| EXERCISE GOAL |
Copy all lines that contain the word "name".

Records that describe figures
----

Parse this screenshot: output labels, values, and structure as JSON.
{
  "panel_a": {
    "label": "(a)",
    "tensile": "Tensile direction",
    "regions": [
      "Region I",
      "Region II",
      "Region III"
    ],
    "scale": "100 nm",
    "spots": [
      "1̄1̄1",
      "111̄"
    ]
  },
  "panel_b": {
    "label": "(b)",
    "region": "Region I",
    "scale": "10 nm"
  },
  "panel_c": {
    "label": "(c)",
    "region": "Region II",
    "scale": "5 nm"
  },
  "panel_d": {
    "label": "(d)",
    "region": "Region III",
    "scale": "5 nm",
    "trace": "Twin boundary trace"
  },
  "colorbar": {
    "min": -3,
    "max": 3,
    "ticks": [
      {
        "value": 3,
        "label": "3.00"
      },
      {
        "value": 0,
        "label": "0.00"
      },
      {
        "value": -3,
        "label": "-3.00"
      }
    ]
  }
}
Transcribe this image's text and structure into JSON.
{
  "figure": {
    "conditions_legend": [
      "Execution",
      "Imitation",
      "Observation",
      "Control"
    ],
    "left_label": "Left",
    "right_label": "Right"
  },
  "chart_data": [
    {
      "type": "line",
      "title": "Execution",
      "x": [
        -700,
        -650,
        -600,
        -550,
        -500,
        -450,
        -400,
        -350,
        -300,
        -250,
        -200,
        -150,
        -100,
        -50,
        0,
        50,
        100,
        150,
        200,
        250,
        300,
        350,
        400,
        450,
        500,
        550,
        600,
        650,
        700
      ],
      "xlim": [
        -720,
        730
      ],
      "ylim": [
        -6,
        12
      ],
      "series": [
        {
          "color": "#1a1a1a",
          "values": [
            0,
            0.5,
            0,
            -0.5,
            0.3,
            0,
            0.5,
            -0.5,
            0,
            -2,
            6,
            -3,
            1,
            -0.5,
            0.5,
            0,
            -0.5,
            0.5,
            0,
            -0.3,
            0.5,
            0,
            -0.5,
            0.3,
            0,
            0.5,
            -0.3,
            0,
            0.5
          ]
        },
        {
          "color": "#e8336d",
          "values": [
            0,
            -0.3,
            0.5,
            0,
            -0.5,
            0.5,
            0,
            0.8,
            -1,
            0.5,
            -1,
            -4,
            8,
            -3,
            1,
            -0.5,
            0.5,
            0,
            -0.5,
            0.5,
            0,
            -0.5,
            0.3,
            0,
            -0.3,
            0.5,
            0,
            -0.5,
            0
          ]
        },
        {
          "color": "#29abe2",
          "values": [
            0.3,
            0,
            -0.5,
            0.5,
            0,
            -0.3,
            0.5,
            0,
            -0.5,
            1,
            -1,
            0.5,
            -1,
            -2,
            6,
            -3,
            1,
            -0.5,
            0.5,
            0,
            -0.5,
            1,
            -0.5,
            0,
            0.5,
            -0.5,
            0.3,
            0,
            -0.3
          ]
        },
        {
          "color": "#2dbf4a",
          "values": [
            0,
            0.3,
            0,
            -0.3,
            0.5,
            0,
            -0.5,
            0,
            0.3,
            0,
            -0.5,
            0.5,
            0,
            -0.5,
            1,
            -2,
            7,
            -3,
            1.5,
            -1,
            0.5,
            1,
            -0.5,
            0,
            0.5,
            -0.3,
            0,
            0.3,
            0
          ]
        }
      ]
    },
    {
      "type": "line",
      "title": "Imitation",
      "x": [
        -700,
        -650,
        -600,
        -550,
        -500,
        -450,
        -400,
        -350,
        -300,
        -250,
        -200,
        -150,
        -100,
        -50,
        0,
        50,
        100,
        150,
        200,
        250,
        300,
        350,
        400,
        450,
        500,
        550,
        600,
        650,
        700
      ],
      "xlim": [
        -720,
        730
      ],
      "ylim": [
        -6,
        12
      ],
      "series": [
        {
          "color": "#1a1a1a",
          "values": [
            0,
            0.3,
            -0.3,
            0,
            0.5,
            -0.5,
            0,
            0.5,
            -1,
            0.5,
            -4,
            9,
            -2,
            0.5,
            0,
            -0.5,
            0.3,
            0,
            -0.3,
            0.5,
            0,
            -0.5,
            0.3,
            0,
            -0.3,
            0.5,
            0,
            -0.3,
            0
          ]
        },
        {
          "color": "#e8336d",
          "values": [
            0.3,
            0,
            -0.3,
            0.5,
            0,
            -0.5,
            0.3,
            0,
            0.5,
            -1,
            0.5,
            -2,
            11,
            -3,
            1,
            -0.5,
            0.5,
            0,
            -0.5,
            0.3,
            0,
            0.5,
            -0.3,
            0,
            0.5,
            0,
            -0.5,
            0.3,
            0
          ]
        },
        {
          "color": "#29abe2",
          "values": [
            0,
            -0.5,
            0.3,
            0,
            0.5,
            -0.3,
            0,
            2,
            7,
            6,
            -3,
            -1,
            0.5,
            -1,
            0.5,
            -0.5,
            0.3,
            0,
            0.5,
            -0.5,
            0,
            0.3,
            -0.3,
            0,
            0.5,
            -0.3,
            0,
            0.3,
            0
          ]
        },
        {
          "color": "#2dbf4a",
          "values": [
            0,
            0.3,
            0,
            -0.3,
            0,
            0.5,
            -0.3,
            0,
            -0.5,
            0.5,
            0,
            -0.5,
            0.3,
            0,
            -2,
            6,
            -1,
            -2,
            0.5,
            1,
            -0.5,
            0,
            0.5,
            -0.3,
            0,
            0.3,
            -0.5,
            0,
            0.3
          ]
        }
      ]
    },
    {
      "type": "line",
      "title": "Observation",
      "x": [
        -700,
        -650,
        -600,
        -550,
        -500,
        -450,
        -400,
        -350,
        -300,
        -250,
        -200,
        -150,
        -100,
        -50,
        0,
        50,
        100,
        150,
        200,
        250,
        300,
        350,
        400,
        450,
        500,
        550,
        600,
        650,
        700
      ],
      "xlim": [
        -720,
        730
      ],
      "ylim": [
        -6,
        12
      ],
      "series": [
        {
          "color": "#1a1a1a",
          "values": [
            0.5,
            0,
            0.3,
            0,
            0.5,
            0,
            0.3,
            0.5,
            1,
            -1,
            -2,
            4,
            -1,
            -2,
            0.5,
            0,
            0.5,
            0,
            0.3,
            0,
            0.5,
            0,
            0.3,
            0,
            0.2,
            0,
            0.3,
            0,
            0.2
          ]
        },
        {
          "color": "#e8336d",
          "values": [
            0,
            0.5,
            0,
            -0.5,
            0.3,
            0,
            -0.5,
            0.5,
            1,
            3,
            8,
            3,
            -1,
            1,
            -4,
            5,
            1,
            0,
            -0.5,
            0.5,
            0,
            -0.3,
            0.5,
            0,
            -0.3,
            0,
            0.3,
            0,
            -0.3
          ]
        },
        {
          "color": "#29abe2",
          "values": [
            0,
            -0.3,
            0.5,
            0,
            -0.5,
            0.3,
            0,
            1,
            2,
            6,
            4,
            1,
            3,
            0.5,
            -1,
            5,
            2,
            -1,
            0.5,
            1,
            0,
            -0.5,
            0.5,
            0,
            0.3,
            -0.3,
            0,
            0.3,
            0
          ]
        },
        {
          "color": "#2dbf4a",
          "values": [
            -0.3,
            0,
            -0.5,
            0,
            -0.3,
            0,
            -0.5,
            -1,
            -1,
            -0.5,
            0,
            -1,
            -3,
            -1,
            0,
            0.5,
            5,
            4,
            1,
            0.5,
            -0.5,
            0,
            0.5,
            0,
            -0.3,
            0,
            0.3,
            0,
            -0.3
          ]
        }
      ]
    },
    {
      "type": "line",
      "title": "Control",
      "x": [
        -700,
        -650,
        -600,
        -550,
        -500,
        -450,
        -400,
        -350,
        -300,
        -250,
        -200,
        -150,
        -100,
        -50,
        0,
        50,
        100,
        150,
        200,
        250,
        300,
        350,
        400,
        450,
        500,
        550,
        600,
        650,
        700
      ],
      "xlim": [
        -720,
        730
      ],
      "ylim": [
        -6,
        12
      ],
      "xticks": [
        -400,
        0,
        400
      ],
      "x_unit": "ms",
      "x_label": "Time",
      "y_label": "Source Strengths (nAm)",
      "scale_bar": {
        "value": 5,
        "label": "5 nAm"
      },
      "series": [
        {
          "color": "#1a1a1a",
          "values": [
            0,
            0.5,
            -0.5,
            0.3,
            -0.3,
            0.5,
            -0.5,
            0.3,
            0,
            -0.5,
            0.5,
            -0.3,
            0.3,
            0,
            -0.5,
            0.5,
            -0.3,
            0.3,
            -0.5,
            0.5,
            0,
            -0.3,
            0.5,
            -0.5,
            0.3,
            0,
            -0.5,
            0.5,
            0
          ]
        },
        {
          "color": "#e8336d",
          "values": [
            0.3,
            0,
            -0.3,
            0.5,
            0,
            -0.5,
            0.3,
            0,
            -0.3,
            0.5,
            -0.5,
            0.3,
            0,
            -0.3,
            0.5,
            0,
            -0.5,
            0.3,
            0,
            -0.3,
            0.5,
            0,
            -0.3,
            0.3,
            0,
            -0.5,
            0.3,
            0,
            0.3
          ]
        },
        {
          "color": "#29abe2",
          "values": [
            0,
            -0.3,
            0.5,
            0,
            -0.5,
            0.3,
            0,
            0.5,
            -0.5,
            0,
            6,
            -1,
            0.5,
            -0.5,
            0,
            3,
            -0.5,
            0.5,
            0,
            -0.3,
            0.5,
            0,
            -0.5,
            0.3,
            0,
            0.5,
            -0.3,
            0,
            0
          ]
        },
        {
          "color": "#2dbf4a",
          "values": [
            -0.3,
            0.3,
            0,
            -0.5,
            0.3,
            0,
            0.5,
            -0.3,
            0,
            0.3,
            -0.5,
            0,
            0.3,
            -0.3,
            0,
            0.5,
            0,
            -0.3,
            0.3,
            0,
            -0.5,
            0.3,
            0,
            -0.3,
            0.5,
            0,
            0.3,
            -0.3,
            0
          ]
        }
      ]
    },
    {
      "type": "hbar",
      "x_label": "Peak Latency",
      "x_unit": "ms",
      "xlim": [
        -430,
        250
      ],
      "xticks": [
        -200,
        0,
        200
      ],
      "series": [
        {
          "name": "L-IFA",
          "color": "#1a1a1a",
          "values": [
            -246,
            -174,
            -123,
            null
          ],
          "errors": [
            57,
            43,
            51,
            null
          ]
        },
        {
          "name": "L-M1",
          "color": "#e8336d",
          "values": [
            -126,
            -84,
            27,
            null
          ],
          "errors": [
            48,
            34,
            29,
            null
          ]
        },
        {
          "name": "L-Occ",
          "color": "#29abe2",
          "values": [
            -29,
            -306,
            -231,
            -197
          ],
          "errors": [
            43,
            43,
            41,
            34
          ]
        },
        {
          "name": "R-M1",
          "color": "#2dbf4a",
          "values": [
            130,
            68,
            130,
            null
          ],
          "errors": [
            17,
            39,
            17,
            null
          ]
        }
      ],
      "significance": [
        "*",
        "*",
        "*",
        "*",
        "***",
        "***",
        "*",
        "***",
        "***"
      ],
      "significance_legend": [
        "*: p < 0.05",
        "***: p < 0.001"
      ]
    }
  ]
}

----

| SOLVED PROBLEM |
          "name": "L-IFA",
          "name": "L-M1",
          "name": "L-Occ",
          "name": "R-M1",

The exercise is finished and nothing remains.